--- START OF Supplied entries ---

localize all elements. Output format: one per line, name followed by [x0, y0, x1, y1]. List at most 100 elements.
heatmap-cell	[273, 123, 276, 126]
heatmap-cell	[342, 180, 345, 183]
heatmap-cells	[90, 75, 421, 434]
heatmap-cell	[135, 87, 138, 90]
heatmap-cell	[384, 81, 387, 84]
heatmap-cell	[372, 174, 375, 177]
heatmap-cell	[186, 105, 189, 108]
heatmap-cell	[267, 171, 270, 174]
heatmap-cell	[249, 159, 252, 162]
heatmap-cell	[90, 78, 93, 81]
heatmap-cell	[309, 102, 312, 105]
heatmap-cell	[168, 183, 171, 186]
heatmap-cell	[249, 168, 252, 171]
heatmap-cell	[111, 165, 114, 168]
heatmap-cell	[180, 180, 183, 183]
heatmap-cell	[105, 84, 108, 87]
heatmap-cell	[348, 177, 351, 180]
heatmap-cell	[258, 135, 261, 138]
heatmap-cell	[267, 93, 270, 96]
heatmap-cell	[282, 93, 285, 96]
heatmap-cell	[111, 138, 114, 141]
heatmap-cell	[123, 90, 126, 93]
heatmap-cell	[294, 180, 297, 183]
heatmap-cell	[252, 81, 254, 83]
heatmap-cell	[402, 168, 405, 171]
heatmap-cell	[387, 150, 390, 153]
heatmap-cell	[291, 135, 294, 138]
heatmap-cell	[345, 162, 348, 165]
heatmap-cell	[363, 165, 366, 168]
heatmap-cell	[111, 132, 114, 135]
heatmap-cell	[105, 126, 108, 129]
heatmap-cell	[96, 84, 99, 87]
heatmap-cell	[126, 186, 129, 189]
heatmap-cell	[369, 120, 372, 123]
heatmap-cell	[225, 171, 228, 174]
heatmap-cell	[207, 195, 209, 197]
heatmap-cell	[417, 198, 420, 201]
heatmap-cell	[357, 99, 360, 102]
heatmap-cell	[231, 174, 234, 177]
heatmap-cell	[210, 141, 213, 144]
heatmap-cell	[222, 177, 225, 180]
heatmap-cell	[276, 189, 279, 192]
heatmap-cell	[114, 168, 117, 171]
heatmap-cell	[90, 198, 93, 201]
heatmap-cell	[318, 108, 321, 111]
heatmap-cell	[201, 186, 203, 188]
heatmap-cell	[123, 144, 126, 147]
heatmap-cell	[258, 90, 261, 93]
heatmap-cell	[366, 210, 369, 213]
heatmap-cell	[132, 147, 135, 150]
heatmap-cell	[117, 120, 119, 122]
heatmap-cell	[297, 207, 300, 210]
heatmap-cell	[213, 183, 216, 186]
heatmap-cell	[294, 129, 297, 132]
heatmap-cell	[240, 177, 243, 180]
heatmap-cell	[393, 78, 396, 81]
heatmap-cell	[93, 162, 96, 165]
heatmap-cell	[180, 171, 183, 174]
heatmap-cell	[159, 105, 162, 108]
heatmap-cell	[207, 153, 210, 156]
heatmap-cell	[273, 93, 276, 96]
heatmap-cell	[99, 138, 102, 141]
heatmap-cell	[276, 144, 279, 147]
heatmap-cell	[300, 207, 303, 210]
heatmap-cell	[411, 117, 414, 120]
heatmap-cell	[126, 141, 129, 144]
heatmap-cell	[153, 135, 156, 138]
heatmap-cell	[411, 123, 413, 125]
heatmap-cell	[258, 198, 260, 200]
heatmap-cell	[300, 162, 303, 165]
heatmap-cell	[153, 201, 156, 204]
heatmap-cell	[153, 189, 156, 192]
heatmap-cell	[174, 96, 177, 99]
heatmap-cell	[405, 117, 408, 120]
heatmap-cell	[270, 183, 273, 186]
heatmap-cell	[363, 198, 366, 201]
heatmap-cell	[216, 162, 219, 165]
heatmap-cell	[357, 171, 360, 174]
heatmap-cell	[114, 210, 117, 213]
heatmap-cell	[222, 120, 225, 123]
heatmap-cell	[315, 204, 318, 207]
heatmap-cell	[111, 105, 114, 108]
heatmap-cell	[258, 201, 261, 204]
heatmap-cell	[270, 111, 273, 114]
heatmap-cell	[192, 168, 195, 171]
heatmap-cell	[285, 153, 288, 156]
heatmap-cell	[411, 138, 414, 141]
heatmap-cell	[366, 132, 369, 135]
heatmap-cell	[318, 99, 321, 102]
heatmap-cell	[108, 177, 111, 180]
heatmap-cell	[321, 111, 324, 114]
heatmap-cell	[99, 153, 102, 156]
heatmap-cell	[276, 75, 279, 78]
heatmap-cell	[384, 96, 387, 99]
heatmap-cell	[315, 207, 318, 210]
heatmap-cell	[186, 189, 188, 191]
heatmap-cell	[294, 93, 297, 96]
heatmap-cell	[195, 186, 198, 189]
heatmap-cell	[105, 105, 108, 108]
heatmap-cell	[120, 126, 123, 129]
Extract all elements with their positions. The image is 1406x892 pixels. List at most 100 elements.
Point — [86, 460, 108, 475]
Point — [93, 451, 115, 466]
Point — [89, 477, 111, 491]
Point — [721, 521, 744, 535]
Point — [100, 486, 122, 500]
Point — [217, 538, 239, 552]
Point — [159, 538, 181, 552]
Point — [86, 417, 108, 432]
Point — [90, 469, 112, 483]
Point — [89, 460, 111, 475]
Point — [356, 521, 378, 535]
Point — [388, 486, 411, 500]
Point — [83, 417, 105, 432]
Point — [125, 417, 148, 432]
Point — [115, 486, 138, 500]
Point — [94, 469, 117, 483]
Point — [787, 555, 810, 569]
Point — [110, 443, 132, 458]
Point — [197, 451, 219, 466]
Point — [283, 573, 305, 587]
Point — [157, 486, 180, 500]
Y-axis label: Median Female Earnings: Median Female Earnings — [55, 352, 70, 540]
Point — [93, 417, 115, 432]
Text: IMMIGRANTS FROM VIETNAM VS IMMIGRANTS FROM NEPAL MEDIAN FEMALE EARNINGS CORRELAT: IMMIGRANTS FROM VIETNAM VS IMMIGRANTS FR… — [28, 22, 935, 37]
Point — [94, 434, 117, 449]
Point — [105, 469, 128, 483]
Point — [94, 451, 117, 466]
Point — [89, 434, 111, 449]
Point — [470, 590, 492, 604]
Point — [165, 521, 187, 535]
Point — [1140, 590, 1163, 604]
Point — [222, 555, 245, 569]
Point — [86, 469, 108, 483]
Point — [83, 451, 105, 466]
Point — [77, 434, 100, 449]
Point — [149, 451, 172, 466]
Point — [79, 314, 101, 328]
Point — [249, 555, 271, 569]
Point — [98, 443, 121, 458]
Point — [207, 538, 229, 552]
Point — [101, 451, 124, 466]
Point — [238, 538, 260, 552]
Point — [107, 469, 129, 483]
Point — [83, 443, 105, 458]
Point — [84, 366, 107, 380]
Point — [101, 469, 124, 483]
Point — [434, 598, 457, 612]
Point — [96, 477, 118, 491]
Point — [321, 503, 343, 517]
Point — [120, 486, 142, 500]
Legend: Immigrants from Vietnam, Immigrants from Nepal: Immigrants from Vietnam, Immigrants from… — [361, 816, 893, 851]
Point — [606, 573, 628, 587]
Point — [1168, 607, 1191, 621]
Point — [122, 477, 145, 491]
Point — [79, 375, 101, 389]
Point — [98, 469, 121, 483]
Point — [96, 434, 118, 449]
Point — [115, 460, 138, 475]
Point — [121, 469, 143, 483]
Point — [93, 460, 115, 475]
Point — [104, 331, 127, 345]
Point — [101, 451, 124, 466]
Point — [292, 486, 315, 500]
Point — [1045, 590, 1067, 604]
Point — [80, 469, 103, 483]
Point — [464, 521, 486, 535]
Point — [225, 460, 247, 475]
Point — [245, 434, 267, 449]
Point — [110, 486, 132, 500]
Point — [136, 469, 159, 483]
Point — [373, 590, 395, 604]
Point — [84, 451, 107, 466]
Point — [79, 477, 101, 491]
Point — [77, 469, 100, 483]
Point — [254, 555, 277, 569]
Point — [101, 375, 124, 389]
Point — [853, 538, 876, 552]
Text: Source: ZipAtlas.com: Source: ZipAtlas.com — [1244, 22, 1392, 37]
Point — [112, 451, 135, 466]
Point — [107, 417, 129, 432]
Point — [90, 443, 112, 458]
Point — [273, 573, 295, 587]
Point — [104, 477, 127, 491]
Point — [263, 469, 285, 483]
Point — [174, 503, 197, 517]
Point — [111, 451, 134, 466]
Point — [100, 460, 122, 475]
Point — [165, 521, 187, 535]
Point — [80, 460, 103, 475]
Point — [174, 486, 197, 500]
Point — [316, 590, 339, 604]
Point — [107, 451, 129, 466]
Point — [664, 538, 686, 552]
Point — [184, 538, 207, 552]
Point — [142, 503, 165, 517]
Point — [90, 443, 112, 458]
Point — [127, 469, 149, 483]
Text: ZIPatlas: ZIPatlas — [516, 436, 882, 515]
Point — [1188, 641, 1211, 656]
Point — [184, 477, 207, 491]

--- END OF Supplied entries ---

**Given instruction**
Starting at the first line of the rows, write them out again and stop after the line that contains "174, 375, 177]", including both the first and last lines.

**Output below**
localize all elements. Output format: one per line, name followed by [x0, y0, x1, y1]. List at most 100 elements.
heatmap-cell	[273, 123, 276, 126]
heatmap-cell	[342, 180, 345, 183]
heatmap-cells	[90, 75, 421, 434]
heatmap-cell	[135, 87, 138, 90]
heatmap-cell	[384, 81, 387, 84]
heatmap-cell	[372, 174, 375, 177]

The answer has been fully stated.